• [TASK DATA]
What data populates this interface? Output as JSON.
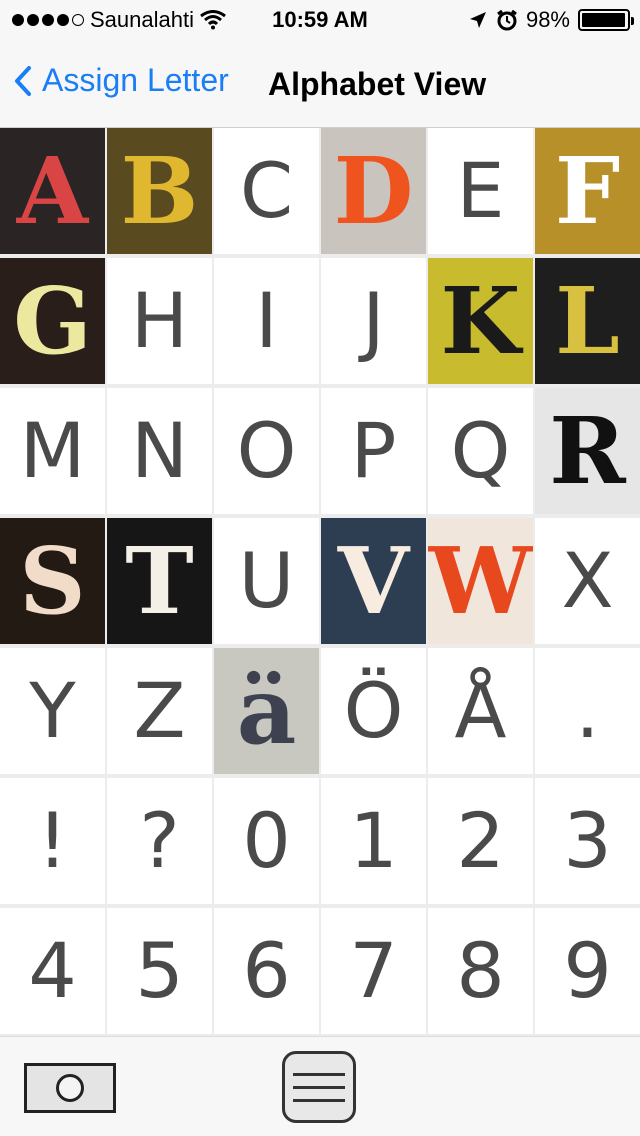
{
  "status_bar": {
    "carrier": "Saunalahti",
    "time": "10:59 AM",
    "battery": "98%",
    "battery_level": 0.98,
    "signal_bars_filled": 4,
    "signal_bars_total": 5
  },
  "nav": {
    "back_label": "Assign Letter",
    "title": "Alphabet View",
    "accent_color": "#1a7ef5"
  },
  "tiles": [
    {
      "char": "A",
      "style": "photo",
      "bg": "#2a2424",
      "fg": "#d94545"
    },
    {
      "char": "B",
      "style": "photo",
      "bg": "#5a4a20",
      "fg": "#e0b830"
    },
    {
      "char": "C",
      "style": "plain"
    },
    {
      "char": "D",
      "style": "photo",
      "bg": "#c9c4bd",
      "fg": "#f0541e"
    },
    {
      "char": "E",
      "style": "plain"
    },
    {
      "char": "F",
      "style": "photo",
      "bg": "#b8902a",
      "fg": "#ffffff"
    },
    {
      "char": "G",
      "style": "photo",
      "bg": "#2a1e1a",
      "fg": "#ece8a0"
    },
    {
      "char": "H",
      "style": "plain"
    },
    {
      "char": "I",
      "style": "plain"
    },
    {
      "char": "J",
      "style": "plain"
    },
    {
      "char": "K",
      "style": "photo",
      "bg": "#c8bb2e",
      "fg": "#1a1a1a"
    },
    {
      "char": "L",
      "style": "photo",
      "bg": "#1e1e1e",
      "fg": "#d8c040"
    },
    {
      "char": "M",
      "style": "plain"
    },
    {
      "char": "N",
      "style": "plain"
    },
    {
      "char": "O",
      "style": "plain"
    },
    {
      "char": "P",
      "style": "plain"
    },
    {
      "char": "Q",
      "style": "plain"
    },
    {
      "char": "R",
      "style": "photo",
      "bg": "#e6e6e6",
      "fg": "#111111"
    },
    {
      "char": "S",
      "style": "photo",
      "bg": "#241a14",
      "fg": "#f0dcc8"
    },
    {
      "char": "T",
      "style": "photo",
      "bg": "#161616",
      "fg": "#f4f0e8"
    },
    {
      "char": "U",
      "style": "plain"
    },
    {
      "char": "V",
      "style": "photo",
      "bg": "#2e3e52",
      "fg": "#f8ece0"
    },
    {
      "char": "W",
      "style": "photo",
      "bg": "#f0e6dc",
      "fg": "#e8481e"
    },
    {
      "char": "X",
      "style": "plain"
    },
    {
      "char": "Y",
      "style": "plain"
    },
    {
      "char": "Z",
      "style": "plain"
    },
    {
      "char": "ä",
      "style": "photo",
      "bg": "#c8c8c0",
      "fg": "#3e4250"
    },
    {
      "char": "Ö",
      "style": "plain"
    },
    {
      "char": "Å",
      "style": "plain"
    },
    {
      "char": ".",
      "style": "plain"
    },
    {
      "char": "!",
      "style": "plain"
    },
    {
      "char": "?",
      "style": "plain"
    },
    {
      "char": "0",
      "style": "plain"
    },
    {
      "char": "1",
      "style": "plain"
    },
    {
      "char": "2",
      "style": "plain"
    },
    {
      "char": "3",
      "style": "plain"
    },
    {
      "char": "4",
      "style": "plain"
    },
    {
      "char": "5",
      "style": "plain"
    },
    {
      "char": "6",
      "style": "plain"
    },
    {
      "char": "7",
      "style": "plain"
    },
    {
      "char": "8",
      "style": "plain"
    },
    {
      "char": "9",
      "style": "plain"
    }
  ],
  "toolbar": {
    "camera_icon": "camera-icon",
    "menu_icon": "menu-icon"
  }
}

• [WORK TO DO] Each entry above should be reproduced exactly, with the pictures removed.

• [RESULT]
What data populates this interface? Output as JSON.
{
  "status_bar": {
    "carrier": "Saunalahti",
    "time": "10:59 AM",
    "battery": "98%",
    "battery_level": 0.98,
    "signal_bars_filled": 4,
    "signal_bars_total": 5
  },
  "nav": {
    "back_label": "Assign Letter",
    "title": "Alphabet View",
    "accent_color": "#1a7ef5"
  },
  "tiles": [
    {
      "char": "A",
      "style": "photo",
      "bg": "#2a2424",
      "fg": "#d94545"
    },
    {
      "char": "B",
      "style": "photo",
      "bg": "#5a4a20",
      "fg": "#e0b830"
    },
    {
      "char": "C",
      "style": "plain"
    },
    {
      "char": "D",
      "style": "photo",
      "bg": "#c9c4bd",
      "fg": "#f0541e"
    },
    {
      "char": "E",
      "style": "plain"
    },
    {
      "char": "F",
      "style": "photo",
      "bg": "#b8902a",
      "fg": "#ffffff"
    },
    {
      "char": "G",
      "style": "photo",
      "bg": "#2a1e1a",
      "fg": "#ece8a0"
    },
    {
      "char": "H",
      "style": "plain"
    },
    {
      "char": "I",
      "style": "plain"
    },
    {
      "char": "J",
      "style": "plain"
    },
    {
      "char": "K",
      "style": "photo",
      "bg": "#c8bb2e",
      "fg": "#1a1a1a"
    },
    {
      "char": "L",
      "style": "photo",
      "bg": "#1e1e1e",
      "fg": "#d8c040"
    },
    {
      "char": "M",
      "style": "plain"
    },
    {
      "char": "N",
      "style": "plain"
    },
    {
      "char": "O",
      "style": "plain"
    },
    {
      "char": "P",
      "style": "plain"
    },
    {
      "char": "Q",
      "style": "plain"
    },
    {
      "char": "R",
      "style": "photo",
      "bg": "#e6e6e6",
      "fg": "#111111"
    },
    {
      "char": "S",
      "style": "photo",
      "bg": "#241a14",
      "fg": "#f0dcc8"
    },
    {
      "char": "T",
      "style": "photo",
      "bg": "#161616",
      "fg": "#f4f0e8"
    },
    {
      "char": "U",
      "style": "plain"
    },
    {
      "char": "V",
      "style": "photo",
      "bg": "#2e3e52",
      "fg": "#f8ece0"
    },
    {
      "char": "W",
      "style": "photo",
      "bg": "#f0e6dc",
      "fg": "#e8481e"
    },
    {
      "char": "X",
      "style": "plain"
    },
    {
      "char": "Y",
      "style": "plain"
    },
    {
      "char": "Z",
      "style": "plain"
    },
    {
      "char": "ä",
      "style": "photo",
      "bg": "#c8c8c0",
      "fg": "#3e4250"
    },
    {
      "char": "Ö",
      "style": "plain"
    },
    {
      "char": "Å",
      "style": "plain"
    },
    {
      "char": ".",
      "style": "plain"
    },
    {
      "char": "!",
      "style": "plain"
    },
    {
      "char": "?",
      "style": "plain"
    },
    {
      "char": "0",
      "style": "plain"
    },
    {
      "char": "1",
      "style": "plain"
    },
    {
      "char": "2",
      "style": "plain"
    },
    {
      "char": "3",
      "style": "plain"
    },
    {
      "char": "4",
      "style": "plain"
    },
    {
      "char": "5",
      "style": "plain"
    },
    {
      "char": "6",
      "style": "plain"
    },
    {
      "char": "7",
      "style": "plain"
    },
    {
      "char": "8",
      "style": "plain"
    },
    {
      "char": "9",
      "style": "plain"
    }
  ],
  "toolbar": {
    "camera_icon": "camera-icon",
    "menu_icon": "menu-icon"
  }
}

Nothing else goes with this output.